Find every line in the records below that holds the word "than" and copy it.
=== Data provided ===
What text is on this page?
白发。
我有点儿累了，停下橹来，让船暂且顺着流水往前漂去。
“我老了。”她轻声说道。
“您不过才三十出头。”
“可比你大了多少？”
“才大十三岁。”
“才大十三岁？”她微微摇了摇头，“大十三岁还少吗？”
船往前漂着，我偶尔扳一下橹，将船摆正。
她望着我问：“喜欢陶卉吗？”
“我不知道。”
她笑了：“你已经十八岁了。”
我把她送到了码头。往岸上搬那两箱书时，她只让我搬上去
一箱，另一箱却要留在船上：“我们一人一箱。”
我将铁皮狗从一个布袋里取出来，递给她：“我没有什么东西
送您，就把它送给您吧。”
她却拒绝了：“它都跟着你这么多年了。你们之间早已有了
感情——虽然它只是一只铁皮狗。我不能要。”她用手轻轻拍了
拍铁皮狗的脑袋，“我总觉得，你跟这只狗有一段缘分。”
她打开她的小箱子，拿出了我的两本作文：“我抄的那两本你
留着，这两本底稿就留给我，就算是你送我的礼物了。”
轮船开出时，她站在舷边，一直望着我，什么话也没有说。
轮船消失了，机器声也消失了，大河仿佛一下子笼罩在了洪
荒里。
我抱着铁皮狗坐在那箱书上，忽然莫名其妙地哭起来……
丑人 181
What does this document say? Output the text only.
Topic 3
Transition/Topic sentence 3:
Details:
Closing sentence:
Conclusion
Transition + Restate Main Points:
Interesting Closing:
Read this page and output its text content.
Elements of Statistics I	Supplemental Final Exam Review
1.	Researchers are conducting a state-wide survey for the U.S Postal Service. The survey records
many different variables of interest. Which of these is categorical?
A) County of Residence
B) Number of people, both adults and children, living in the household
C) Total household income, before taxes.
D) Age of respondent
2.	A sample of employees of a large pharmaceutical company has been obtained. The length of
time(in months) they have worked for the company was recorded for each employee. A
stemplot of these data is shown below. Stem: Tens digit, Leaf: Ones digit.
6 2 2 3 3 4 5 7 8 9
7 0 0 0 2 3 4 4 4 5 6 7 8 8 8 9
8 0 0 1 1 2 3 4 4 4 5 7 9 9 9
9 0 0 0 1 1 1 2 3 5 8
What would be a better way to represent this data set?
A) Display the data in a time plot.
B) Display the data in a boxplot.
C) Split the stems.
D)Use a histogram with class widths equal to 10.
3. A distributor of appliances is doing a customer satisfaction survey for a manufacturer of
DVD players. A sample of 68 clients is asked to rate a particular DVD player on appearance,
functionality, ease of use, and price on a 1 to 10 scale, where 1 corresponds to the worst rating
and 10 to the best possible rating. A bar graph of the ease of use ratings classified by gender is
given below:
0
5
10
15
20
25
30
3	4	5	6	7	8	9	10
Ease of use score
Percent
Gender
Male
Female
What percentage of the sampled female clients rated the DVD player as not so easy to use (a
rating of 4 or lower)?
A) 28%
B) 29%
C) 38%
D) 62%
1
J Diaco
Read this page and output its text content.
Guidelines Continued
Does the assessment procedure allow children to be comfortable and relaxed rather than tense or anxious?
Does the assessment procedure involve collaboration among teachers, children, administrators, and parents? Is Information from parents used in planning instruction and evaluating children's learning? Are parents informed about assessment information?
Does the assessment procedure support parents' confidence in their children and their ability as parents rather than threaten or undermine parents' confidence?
===
■ Result for this task:
Does the assessment procedure allow children to be comfortable and relaxed rather than tense or anxious?
Does the assessment procedure support parents' confidence in their children and their ability as parents rather than threaten or undermine parents' confidence?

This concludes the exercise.